Collection entries
+-------+
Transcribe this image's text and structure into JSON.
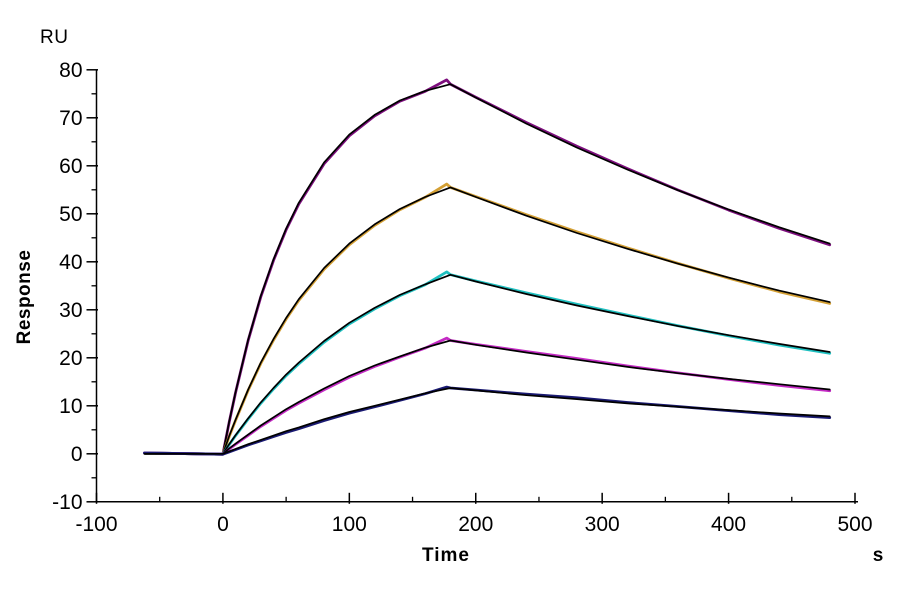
{
  "figure": {
    "title": "",
    "background": "#ffffff",
    "axis_color": "#000000",
    "fit_color": "#000000"
  },
  "chart_data": {
    "type": "line",
    "description": "SPR sensorgram: five analyte concentration traces (raw colored lines) with overlaid black kinetic fit curves. Association phase 0-180 s, dissociation phase 180-480 s, baseline from about -62 s.",
    "title": "",
    "xlabel": "Time",
    "x_unit": "s",
    "ylabel": "Response",
    "y_unit": "RU",
    "xlim": [
      -100,
      500
    ],
    "ylim": [
      -10,
      80
    ],
    "x_major_ticks": [
      -100,
      0,
      100,
      200,
      300,
      400,
      500
    ],
    "x_minor_ticks": [
      -50,
      50,
      150,
      250,
      350,
      450
    ],
    "y_major_ticks": [
      -10,
      0,
      10,
      20,
      30,
      40,
      50,
      60,
      70,
      80
    ],
    "y_minor_ticks": [
      -5,
      5,
      15,
      25,
      35,
      45,
      55,
      65,
      75
    ],
    "grid": false,
    "legend": "none",
    "phases": {
      "baseline_start_s": -62,
      "association_start_s": 0,
      "association_end_s": 180,
      "dissociation_end_s": 480
    },
    "series": [
      {
        "name": "trace-1-purple",
        "color": "#7d0e7d",
        "peak_ru": 77.0,
        "end_ru": 43.8,
        "raw_peak": [
          177,
          77.9
        ],
        "points": [
          [
            -62,
            0
          ],
          [
            -40,
            0
          ],
          [
            -20,
            0
          ],
          [
            -1,
            0
          ],
          [
            0,
            0
          ],
          [
            5,
            6.7
          ],
          [
            10,
            12.9
          ],
          [
            20,
            23.8
          ],
          [
            30,
            32.9
          ],
          [
            40,
            40.5
          ],
          [
            50,
            46.9
          ],
          [
            60,
            52.3
          ],
          [
            80,
            60.7
          ],
          [
            100,
            66.5
          ],
          [
            120,
            70.6
          ],
          [
            140,
            73.6
          ],
          [
            160,
            75.6
          ],
          [
            180,
            77.0
          ],
          [
            200,
            74.2
          ],
          [
            240,
            68.8
          ],
          [
            280,
            63.8
          ],
          [
            320,
            59.2
          ],
          [
            360,
            54.9
          ],
          [
            400,
            50.9
          ],
          [
            440,
            47.2
          ],
          [
            480,
            43.8
          ]
        ]
      },
      {
        "name": "trace-2-gold",
        "color": "#d4a035",
        "peak_ru": 55.5,
        "end_ru": 31.6,
        "raw_peak": [
          177,
          56.2
        ],
        "points": [
          [
            -62,
            0
          ],
          [
            -40,
            0
          ],
          [
            -20,
            0
          ],
          [
            -1,
            0
          ],
          [
            0,
            0
          ],
          [
            5,
            3.7
          ],
          [
            10,
            7.1
          ],
          [
            20,
            13.4
          ],
          [
            30,
            19.0
          ],
          [
            40,
            23.9
          ],
          [
            50,
            28.3
          ],
          [
            60,
            32.2
          ],
          [
            80,
            38.7
          ],
          [
            100,
            43.8
          ],
          [
            120,
            47.8
          ],
          [
            140,
            51.0
          ],
          [
            160,
            53.5
          ],
          [
            180,
            55.5
          ],
          [
            200,
            53.5
          ],
          [
            240,
            49.6
          ],
          [
            280,
            46.0
          ],
          [
            320,
            42.7
          ],
          [
            360,
            39.6
          ],
          [
            400,
            36.7
          ],
          [
            440,
            34.0
          ],
          [
            480,
            31.6
          ]
        ]
      },
      {
        "name": "trace-3-cyan",
        "color": "#1fc0c0",
        "peak_ru": 37.3,
        "end_ru": 21.2,
        "raw_peak": [
          177,
          37.9
        ],
        "points": [
          [
            -62,
            0
          ],
          [
            -40,
            0
          ],
          [
            -20,
            0
          ],
          [
            -1,
            0
          ],
          [
            0,
            0
          ],
          [
            5,
            2.0
          ],
          [
            10,
            3.9
          ],
          [
            20,
            7.4
          ],
          [
            30,
            10.7
          ],
          [
            40,
            13.7
          ],
          [
            50,
            16.5
          ],
          [
            60,
            19.0
          ],
          [
            80,
            23.5
          ],
          [
            100,
            27.3
          ],
          [
            120,
            30.4
          ],
          [
            140,
            33.1
          ],
          [
            160,
            35.3
          ],
          [
            180,
            37.3
          ],
          [
            200,
            35.9
          ],
          [
            240,
            33.3
          ],
          [
            280,
            30.9
          ],
          [
            320,
            28.7
          ],
          [
            360,
            26.6
          ],
          [
            400,
            24.7
          ],
          [
            440,
            22.9
          ],
          [
            480,
            21.2
          ]
        ]
      },
      {
        "name": "trace-4-magenta",
        "color": "#c42ac4",
        "peak_ru": 23.6,
        "end_ru": 13.4,
        "raw_peak": [
          177,
          24.1
        ],
        "points": [
          [
            -62,
            0
          ],
          [
            -40,
            0
          ],
          [
            -20,
            0
          ],
          [
            -1,
            0
          ],
          [
            0,
            0
          ],
          [
            5,
            1.1
          ],
          [
            10,
            2.1
          ],
          [
            20,
            4.0
          ],
          [
            30,
            5.9
          ],
          [
            40,
            7.6
          ],
          [
            50,
            9.3
          ],
          [
            60,
            10.8
          ],
          [
            80,
            13.6
          ],
          [
            100,
            16.2
          ],
          [
            120,
            18.4
          ],
          [
            140,
            20.3
          ],
          [
            160,
            22.1
          ],
          [
            180,
            23.6
          ],
          [
            200,
            22.7
          ],
          [
            240,
            21.1
          ],
          [
            280,
            19.6
          ],
          [
            320,
            18.1
          ],
          [
            360,
            16.8
          ],
          [
            400,
            15.6
          ],
          [
            440,
            14.5
          ],
          [
            480,
            13.4
          ]
        ]
      },
      {
        "name": "trace-5-navy",
        "color": "#1a1a72",
        "peak_ru": 13.7,
        "end_ru": 7.8,
        "raw_peak": [
          177,
          13.9
        ],
        "points": [
          [
            -62,
            0
          ],
          [
            -40,
            0
          ],
          [
            -20,
            0
          ],
          [
            -1,
            0
          ],
          [
            0,
            0
          ],
          [
            5,
            0.5
          ],
          [
            10,
            1.0
          ],
          [
            20,
            2.0
          ],
          [
            30,
            2.9
          ],
          [
            40,
            3.8
          ],
          [
            50,
            4.7
          ],
          [
            60,
            5.5
          ],
          [
            80,
            7.2
          ],
          [
            100,
            8.7
          ],
          [
            120,
            10.0
          ],
          [
            140,
            11.3
          ],
          [
            160,
            12.6
          ],
          [
            180,
            13.7
          ],
          [
            200,
            13.2
          ],
          [
            240,
            12.2
          ],
          [
            280,
            11.4
          ],
          [
            320,
            10.5
          ],
          [
            360,
            9.8
          ],
          [
            400,
            9.1
          ],
          [
            440,
            8.4
          ],
          [
            480,
            7.8
          ]
        ]
      }
    ]
  }
}
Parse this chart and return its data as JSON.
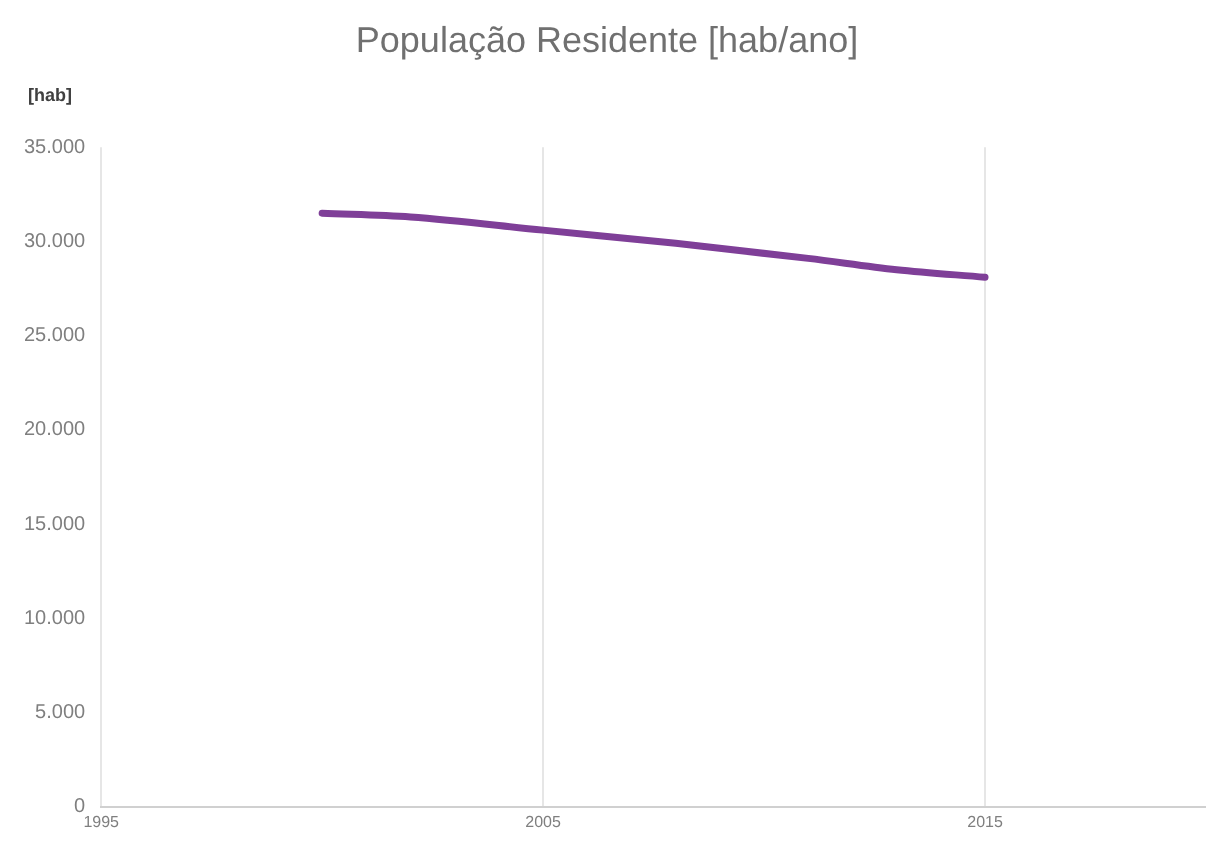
{
  "chart_data": {
    "type": "line",
    "title": "População Residente [hab/ano]",
    "ylabel": "[hab]",
    "x": [
      2000,
      2002,
      2005,
      2008,
      2011,
      2013,
      2015
    ],
    "series": [
      {
        "color": "#7f3f98",
        "values": [
          31500,
          31300,
          30600,
          29900,
          29100,
          28500,
          28100
        ]
      }
    ],
    "xlim": [
      1995,
      2020
    ],
    "xticks": [
      1995,
      2005,
      2015
    ],
    "ylim": [
      0,
      35000
    ],
    "yticks": [
      {
        "value": 0,
        "label": "0"
      },
      {
        "value": 5000,
        "label": "5.000"
      },
      {
        "value": 10000,
        "label": "10.000"
      },
      {
        "value": 15000,
        "label": "15.000"
      },
      {
        "value": 20000,
        "label": "20.000"
      },
      {
        "value": 25000,
        "label": "25.000"
      },
      {
        "value": 30000,
        "label": "30.000"
      },
      {
        "value": 35000,
        "label": "35.000"
      }
    ],
    "grid": "x",
    "legend": false,
    "marker": "none",
    "line_style": "solid"
  }
}
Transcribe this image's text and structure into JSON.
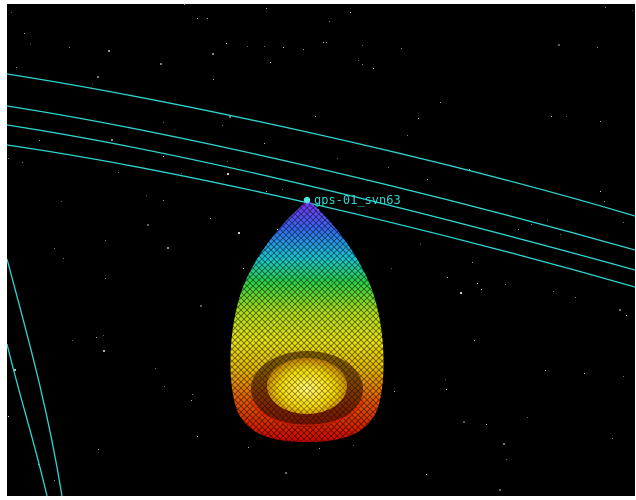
{
  "scene": {
    "satellite_label": "gps-01_svn63",
    "colors": {
      "background": "#000000",
      "orbit": "#2fd4cf",
      "star": "#cfcfcf",
      "beam_gradient": [
        "#7a2cff",
        "#2f7bff",
        "#1ecfe0",
        "#2edc4a",
        "#b8ea18",
        "#f2ef10",
        "#f0a400",
        "#ee3a00",
        "#d80000"
      ]
    },
    "icons": {
      "satellite_marker": "satellite-marker-icon",
      "sensor_cone": "sensor-cone-icon"
    }
  }
}
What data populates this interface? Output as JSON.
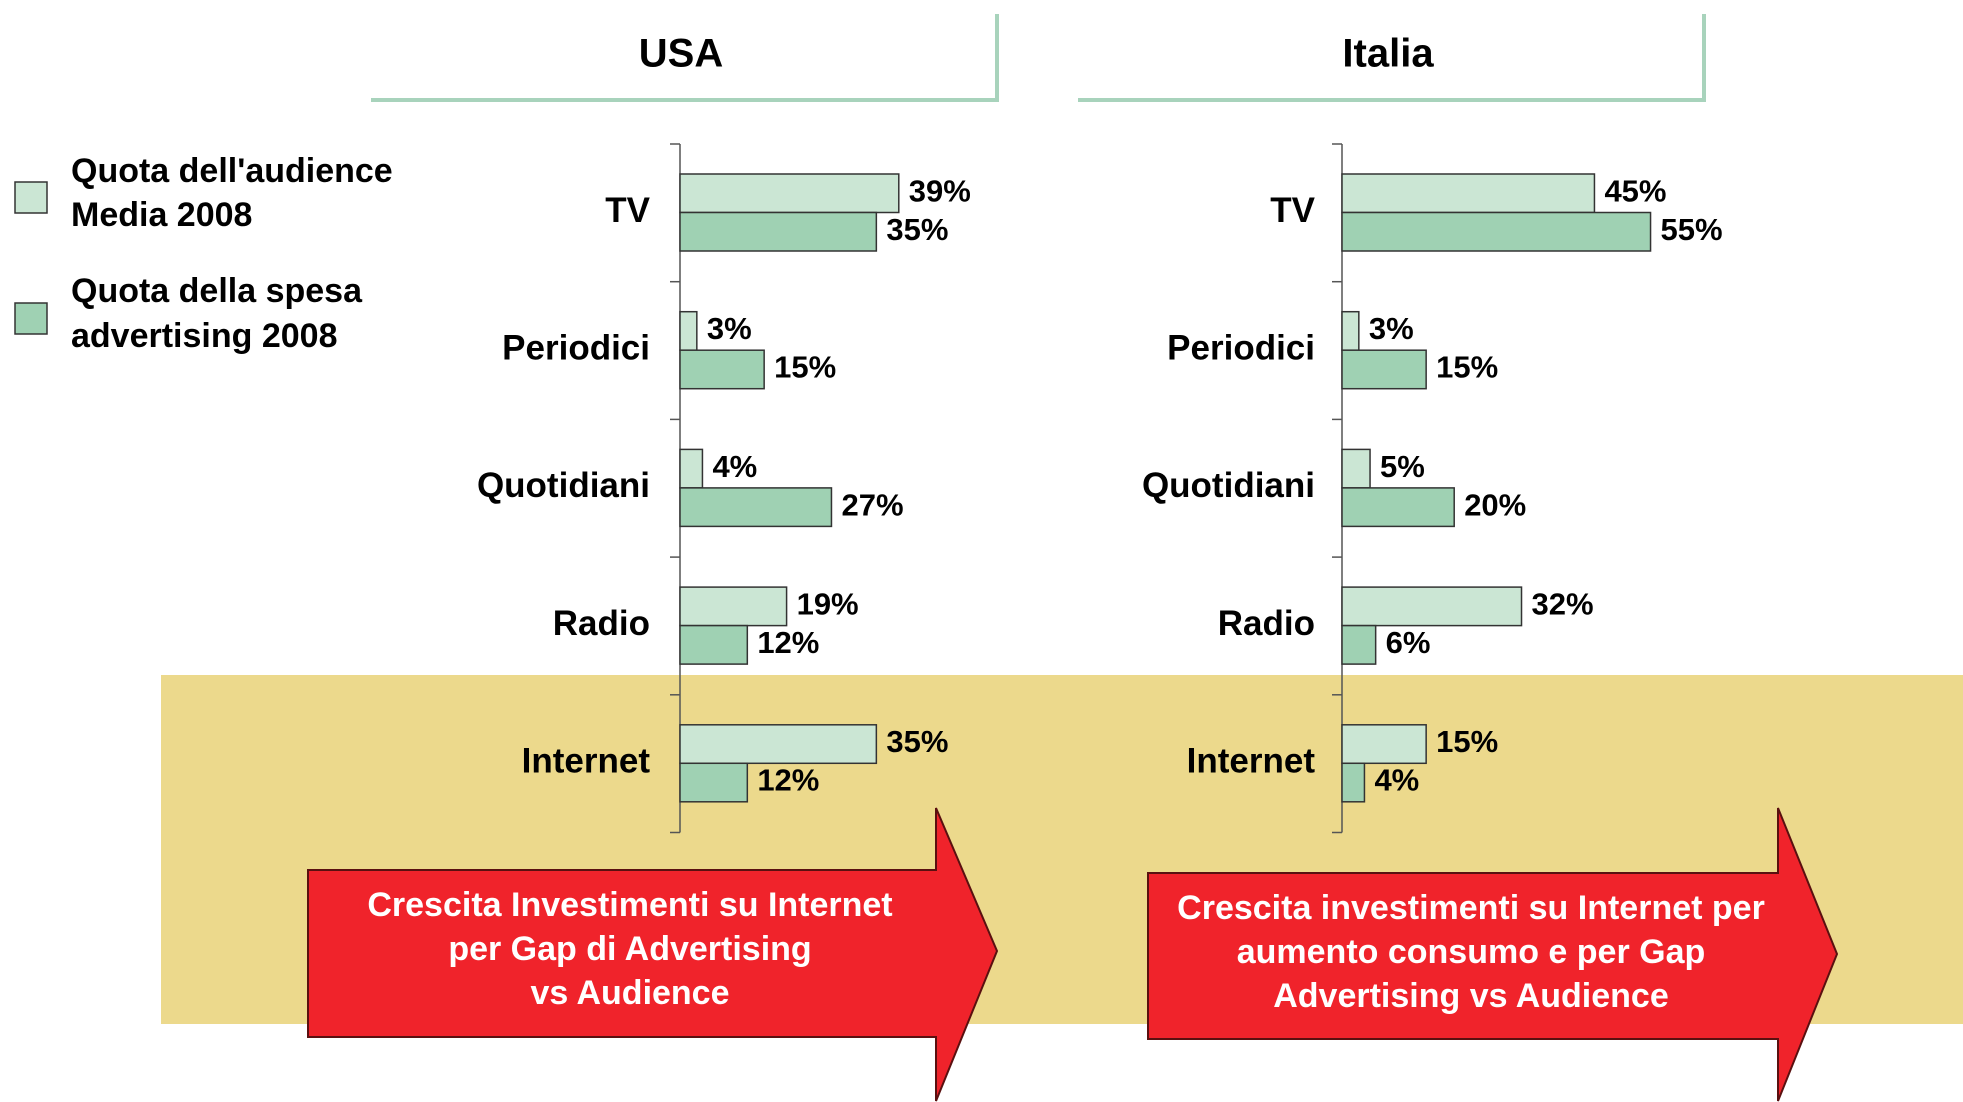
+-------+
GIVEN INSTRUCTION – In the data above, find the line containing "Parse this chart and return its data as JSON."; from there, please write out each line through the end, exactly, with the pictures omitted.

RESULT BELOW –
Parse this chart and return its data as JSON.
{
  "chart_data": {
    "type": "line",
    "title": "População Residente [hab/ano]",
    "ylabel": "[hab]",
    "x": [
      2000,
      2002,
      2005,
      2008,
      2011,
      2013,
      2015
    ],
    "series": [
      {
        "color": "#7f3f98",
        "values": [
          31500,
          31300,
          30600,
          29900,
          29100,
          28500,
          28100
        ]
      }
    ],
    "xlim": [
      1995,
      2020
    ],
    "xticks": [
      1995,
      2005,
      2015
    ],
    "ylim": [
      0,
      35000
    ],
    "yticks": [
      {
        "value": 0,
        "label": "0"
      },
      {
        "value": 5000,
        "label": "5.000"
      },
      {
        "value": 10000,
        "label": "10.000"
      },
      {
        "value": 15000,
        "label": "15.000"
      },
      {
        "value": 20000,
        "label": "20.000"
      },
      {
        "value": 25000,
        "label": "25.000"
      },
      {
        "value": 30000,
        "label": "30.000"
      },
      {
        "value": 35000,
        "label": "35.000"
      }
    ],
    "grid": "x",
    "legend": false,
    "marker": "none",
    "line_style": "solid"
  }
}
Transcribe this image's text and structure into JSON.
{
  "scene": {
    "satellite_label": "gps-01_svn63",
    "colors": {
      "background": "#000000",
      "orbit": "#2fd4cf",
      "star": "#cfcfcf",
      "beam_gradient": [
        "#7a2cff",
        "#2f7bff",
        "#1ecfe0",
        "#2edc4a",
        "#b8ea18",
        "#f2ef10",
        "#f0a400",
        "#ee3a00",
        "#d80000"
      ]
    },
    "icons": {
      "satellite_marker": "satellite-marker-icon",
      "sensor_cone": "sensor-cone-icon"
    }
  }
}
What data populates this interface? Output as JSON.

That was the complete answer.